[Data entries]
───

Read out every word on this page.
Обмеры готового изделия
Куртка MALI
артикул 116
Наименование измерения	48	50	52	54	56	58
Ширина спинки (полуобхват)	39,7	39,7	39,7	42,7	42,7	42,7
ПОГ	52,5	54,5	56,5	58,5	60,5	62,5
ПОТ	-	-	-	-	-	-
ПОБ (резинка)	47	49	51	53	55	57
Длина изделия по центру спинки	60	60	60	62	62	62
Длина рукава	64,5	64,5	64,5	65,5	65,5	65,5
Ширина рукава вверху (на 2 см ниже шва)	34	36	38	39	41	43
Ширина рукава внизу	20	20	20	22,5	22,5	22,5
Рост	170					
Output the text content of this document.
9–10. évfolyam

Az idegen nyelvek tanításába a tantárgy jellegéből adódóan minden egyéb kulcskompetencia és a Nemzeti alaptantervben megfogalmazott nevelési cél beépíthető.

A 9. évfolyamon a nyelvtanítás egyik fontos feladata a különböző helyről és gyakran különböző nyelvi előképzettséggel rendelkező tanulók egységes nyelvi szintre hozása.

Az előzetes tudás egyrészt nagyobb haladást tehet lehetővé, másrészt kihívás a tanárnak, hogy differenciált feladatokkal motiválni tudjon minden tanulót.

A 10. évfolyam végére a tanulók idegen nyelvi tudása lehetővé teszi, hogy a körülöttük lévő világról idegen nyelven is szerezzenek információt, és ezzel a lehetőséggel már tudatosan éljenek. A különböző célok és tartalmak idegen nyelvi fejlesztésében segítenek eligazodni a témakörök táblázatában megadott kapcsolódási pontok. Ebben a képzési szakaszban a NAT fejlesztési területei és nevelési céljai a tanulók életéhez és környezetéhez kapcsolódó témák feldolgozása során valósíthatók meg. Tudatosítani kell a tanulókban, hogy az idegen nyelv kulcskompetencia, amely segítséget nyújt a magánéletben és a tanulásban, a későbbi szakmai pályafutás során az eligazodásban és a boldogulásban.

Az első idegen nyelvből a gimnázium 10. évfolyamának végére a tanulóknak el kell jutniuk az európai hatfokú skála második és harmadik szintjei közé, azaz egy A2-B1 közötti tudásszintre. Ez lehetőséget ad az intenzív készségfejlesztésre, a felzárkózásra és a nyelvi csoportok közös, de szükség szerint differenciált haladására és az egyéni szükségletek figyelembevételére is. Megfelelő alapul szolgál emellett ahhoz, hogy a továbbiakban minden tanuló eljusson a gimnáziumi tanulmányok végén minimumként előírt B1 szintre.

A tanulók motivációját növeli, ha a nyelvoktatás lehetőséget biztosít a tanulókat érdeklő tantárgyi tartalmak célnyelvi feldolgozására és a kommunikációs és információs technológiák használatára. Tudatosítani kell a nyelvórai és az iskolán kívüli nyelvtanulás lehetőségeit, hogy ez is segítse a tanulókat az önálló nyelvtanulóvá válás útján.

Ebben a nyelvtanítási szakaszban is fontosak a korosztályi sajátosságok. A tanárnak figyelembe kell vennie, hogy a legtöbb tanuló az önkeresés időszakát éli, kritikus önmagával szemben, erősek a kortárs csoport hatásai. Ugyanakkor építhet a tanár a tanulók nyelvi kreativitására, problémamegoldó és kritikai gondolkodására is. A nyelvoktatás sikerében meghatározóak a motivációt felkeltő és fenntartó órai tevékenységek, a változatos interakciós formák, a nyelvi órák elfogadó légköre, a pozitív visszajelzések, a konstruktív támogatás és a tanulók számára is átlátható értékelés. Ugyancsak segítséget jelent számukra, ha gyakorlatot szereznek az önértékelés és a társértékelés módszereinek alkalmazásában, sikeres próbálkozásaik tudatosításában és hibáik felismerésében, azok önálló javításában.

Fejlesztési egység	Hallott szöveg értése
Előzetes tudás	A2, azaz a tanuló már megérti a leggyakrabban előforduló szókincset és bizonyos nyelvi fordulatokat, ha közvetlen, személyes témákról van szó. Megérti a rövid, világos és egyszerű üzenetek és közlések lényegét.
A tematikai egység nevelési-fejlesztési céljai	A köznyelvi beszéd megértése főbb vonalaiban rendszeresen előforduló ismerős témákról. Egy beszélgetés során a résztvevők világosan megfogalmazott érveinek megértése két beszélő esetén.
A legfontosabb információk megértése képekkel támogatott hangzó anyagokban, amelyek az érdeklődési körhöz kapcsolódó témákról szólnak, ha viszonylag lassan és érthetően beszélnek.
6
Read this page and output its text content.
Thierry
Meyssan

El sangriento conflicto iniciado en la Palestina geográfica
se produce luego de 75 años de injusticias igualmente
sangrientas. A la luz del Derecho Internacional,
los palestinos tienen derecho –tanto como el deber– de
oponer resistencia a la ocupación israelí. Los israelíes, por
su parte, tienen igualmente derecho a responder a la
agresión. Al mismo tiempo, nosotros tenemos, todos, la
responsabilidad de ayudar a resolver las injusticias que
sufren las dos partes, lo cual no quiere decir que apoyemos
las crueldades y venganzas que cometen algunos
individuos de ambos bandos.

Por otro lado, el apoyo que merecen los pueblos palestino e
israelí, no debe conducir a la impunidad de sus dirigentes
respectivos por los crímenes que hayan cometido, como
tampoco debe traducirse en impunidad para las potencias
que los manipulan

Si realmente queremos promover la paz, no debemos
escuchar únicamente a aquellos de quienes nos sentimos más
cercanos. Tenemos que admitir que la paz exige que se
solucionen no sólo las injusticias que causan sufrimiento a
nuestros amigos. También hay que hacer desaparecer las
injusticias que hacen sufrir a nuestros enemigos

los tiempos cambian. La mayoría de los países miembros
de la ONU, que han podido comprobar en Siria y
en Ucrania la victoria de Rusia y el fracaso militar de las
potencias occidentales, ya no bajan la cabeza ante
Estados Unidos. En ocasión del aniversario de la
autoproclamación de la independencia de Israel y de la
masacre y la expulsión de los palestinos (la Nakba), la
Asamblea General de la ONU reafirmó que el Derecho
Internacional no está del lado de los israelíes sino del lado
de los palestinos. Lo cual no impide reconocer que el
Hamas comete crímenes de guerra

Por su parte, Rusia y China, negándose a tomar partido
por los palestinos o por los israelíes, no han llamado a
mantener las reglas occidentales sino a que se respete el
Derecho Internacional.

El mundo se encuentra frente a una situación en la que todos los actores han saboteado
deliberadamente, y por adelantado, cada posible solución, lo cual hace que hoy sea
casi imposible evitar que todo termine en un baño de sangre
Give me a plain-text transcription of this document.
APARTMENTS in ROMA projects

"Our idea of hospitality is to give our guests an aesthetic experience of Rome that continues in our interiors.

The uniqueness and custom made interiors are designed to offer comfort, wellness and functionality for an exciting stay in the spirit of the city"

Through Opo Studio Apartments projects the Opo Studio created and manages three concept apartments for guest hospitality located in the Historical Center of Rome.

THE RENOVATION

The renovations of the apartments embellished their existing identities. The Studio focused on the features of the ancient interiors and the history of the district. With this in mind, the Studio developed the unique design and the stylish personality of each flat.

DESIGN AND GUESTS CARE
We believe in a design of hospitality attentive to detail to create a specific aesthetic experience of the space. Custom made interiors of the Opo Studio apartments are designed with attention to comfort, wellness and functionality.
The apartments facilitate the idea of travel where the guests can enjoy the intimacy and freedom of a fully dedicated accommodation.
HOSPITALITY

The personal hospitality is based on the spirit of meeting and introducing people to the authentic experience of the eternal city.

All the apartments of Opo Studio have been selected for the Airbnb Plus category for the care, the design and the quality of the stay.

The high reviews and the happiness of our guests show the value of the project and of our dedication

───

GIVEN EXERCISE:
Go back to the listing above and please repeat it exactly.

RESULT BELOW:
Read out every word on this page.
Обмеры готового изделия
Куртка MALI
артикул 116
Наименование измерения	48	50	52	54	56	58
Ширина спинки (полуобхват)	39,7	39,7	39,7	42,7	42,7	42,7
ПОГ	52,5	54,5	56,5	58,5	60,5	62,5
ПОТ	-	-	-	-	-	-
ПОБ (резинка)	47	49	51	53	55	57
Длина изделия по центру спинки	60	60	60	62	62	62
Длина рукава	64,5	64,5	64,5	65,5	65,5	65,5
Ширина рукава вверху (на 2 см ниже шва)	34	36	38	39	41	43
Ширина рукава внизу	20	20	20	22,5	22,5	22,5
Рост	170					
Output the text content of this document.
9–10. évfolyam

Az idegen nyelvek tanításába a tantárgy jellegéből adódóan minden egyéb kulcskompetencia és a Nemzeti alaptantervben megfogalmazott nevelési cél beépíthető.

A 9. évfolyamon a nyelvtanítás egyik fontos feladata a különböző helyről és gyakran különböző nyelvi előképzettséggel rendelkező tanulók egységes nyelvi szintre hozása.

Az előzetes tudás egyrészt nagyobb haladást tehet lehetővé, másrészt kihívás a tanárnak, hogy differenciált feladatokkal motiválni tudjon minden tanulót.

A 10. évfolyam végére a tanulók idegen nyelvi tudása lehetővé teszi, hogy a körülöttük lévő világról idegen nyelven is szerezzenek információt, és ezzel a lehetőséggel már tudatosan éljenek. A különböző célok és tartalmak idegen nyelvi fejlesztésében segítenek eligazodni a témakörök táblázatában megadott kapcsolódási pontok. Ebben a képzési szakaszban a NAT fejlesztési területei és nevelési céljai a tanulók életéhez és környezetéhez kapcsolódó témák feldolgozása során valósíthatók meg. Tudatosítani kell a tanulókban, hogy az idegen nyelv kulcskompetencia, amely segítséget nyújt a magánéletben és a tanulásban, a későbbi szakmai pályafutás során az eligazodásban és a boldogulásban.

Az első idegen nyelvből a gimnázium 10. évfolyamának végére a tanulóknak el kell jutniuk az európai hatfokú skála második és harmadik szintjei közé, azaz egy A2-B1 közötti tudásszintre. Ez lehetőséget ad az intenzív készségfejlesztésre, a felzárkózásra és a nyelvi csoportok közös, de szükség szerint differenciált haladására és az egyéni szükségletek figyelembevételére is. Megfelelő alapul szolgál emellett ahhoz, hogy a továbbiakban minden tanuló eljusson a gimnáziumi tanulmányok végén minimumként előírt B1 szintre.

A tanulók motivációját növeli, ha a nyelvoktatás lehetőséget biztosít a tanulókat érdeklő tantárgyi tartalmak célnyelvi feldolgozására és a kommunikációs és információs technológiák használatára. Tudatosítani kell a nyelvórai és az iskolán kívüli nyelvtanulás lehetőségeit, hogy ez is segítse a tanulókat az önálló nyelvtanulóvá válás útján.

Ebben a nyelvtanítási szakaszban is fontosak a korosztályi sajátosságok. A tanárnak figyelembe kell vennie, hogy a legtöbb tanuló az önkeresés időszakát éli, kritikus önmagával szemben, erősek a kortárs csoport hatásai. Ugyanakkor építhet a tanár a tanulók nyelvi kreativitására, problémamegoldó és kritikai gondolkodására is. A nyelvoktatás sikerében meghatározóak a motivációt felkeltő és fenntartó órai tevékenységek, a változatos interakciós formák, a nyelvi órák elfogadó légköre, a pozitív visszajelzések, a konstruktív támogatás és a tanulók számára is átlátható értékelés. Ugyancsak segítséget jelent számukra, ha gyakorlatot szereznek az önértékelés és a társértékelés módszereinek alkalmazásában, sikeres próbálkozásaik tudatosításában és hibáik felismerésében, azok önálló javításában.

Fejlesztési egység	Hallott szöveg értése
Előzetes tudás	A2, azaz a tanuló már megérti a leggyakrabban előforduló szókincset és bizonyos nyelvi fordulatokat, ha közvetlen, személyes témákról van szó. Megérti a rövid, világos és egyszerű üzenetek és közlések lényegét.
A tematikai egység nevelési-fejlesztési céljai	A köznyelvi beszéd megértése főbb vonalaiban rendszeresen előforduló ismerős témákról. Egy beszélgetés során a résztvevők világosan megfogalmazott érveinek megértése két beszélő esetén.
A legfontosabb információk megértése képekkel támogatott hangzó anyagokban, amelyek az érdeklődési körhöz kapcsolódó témákról szólnak, ha viszonylag lassan és érthetően beszélnek.
6
Read this page and output its text content.
Thierry
Meyssan

El sangriento conflicto iniciado en la Palestina geográfica
se produce luego de 75 años de injusticias igualmente
sangrientas. A la luz del Derecho Internacional,
los palestinos tienen derecho –tanto como el deber– de
oponer resistencia a la ocupación israelí. Los israelíes, por
su parte, tienen igualmente derecho a responder a la
agresión. Al mismo tiempo, nosotros tenemos, todos, la
responsabilidad de ayudar a resolver las injusticias que
sufren las dos partes, lo cual no quiere decir que apoyemos
las crueldades y venganzas que cometen algunos
individuos de ambos bandos.

Por otro lado, el apoyo que merecen los pueblos palestino e
israelí, no debe conducir a la impunidad de sus dirigentes
respectivos por los crímenes que hayan cometido, como
tampoco debe traducirse en impunidad para las potencias
que los manipulan

Si realmente queremos promover la paz, no debemos
escuchar únicamente a aquellos de quienes nos sentimos más
cercanos. Tenemos que admitir que la paz exige que se
solucionen no sólo las injusticias que causan sufrimiento a
nuestros amigos. También hay que hacer desaparecer las
injusticias que hacen sufrir a nuestros enemigos

los tiempos cambian. La mayoría de los países miembros
de la ONU, que han podido comprobar en Siria y
en Ucrania la victoria de Rusia y el fracaso militar de las
potencias occidentales, ya no bajan la cabeza ante
Estados Unidos. En ocasión del aniversario de la
autoproclamación de la independencia de Israel y de la
masacre y la expulsión de los palestinos (la Nakba), la
Asamblea General de la ONU reafirmó que el Derecho
Internacional no está del lado de los israelíes sino del lado
de los palestinos. Lo cual no impide reconocer que el
Hamas comete crímenes de guerra

Por su parte, Rusia y China, negándose a tomar partido
por los palestinos o por los israelíes, no han llamado a
mantener las reglas occidentales sino a que se respete el
Derecho Internacional.

El mundo se encuentra frente a una situación en la que todos los actores han saboteado
deliberadamente, y por adelantado, cada posible solución, lo cual hace que hoy sea
casi imposible evitar que todo termine en un baño de sangre
Give me a plain-text transcription of this document.
APARTMENTS in ROMA projects

"Our idea of hospitality is to give our guests an aesthetic experience of Rome that continues in our interiors.

The uniqueness and custom made interiors are designed to offer comfort, wellness and functionality for an exciting stay in the spirit of the city"

Through Opo Studio Apartments projects the Opo Studio created and manages three concept apartments for guest hospitality located in the Historical Center of Rome.

THE RENOVATION

The renovations of the apartments embellished their existing identities. The Studio focused on the features of the ancient interiors and the history of the district. With this in mind, the Studio developed the unique design and the stylish personality of each flat.

DESIGN AND GUESTS CARE
We believe in a design of hospitality attentive to detail to create a specific aesthetic experience of the space. Custom made interiors of the Opo Studio apartments are designed with attention to comfort, wellness and functionality.
The apartments facilitate the idea of travel where the guests can enjoy the intimacy and freedom of a fully dedicated accommodation.
HOSPITALITY

The personal hospitality is based on the spirit of meeting and introducing people to the authentic experience of the eternal city.

All the apartments of Opo Studio have been selected for the Airbnb Plus category for the care, the design and the quality of the stay.

The high reviews and the happiness of our guests show the value of the project and of our dedication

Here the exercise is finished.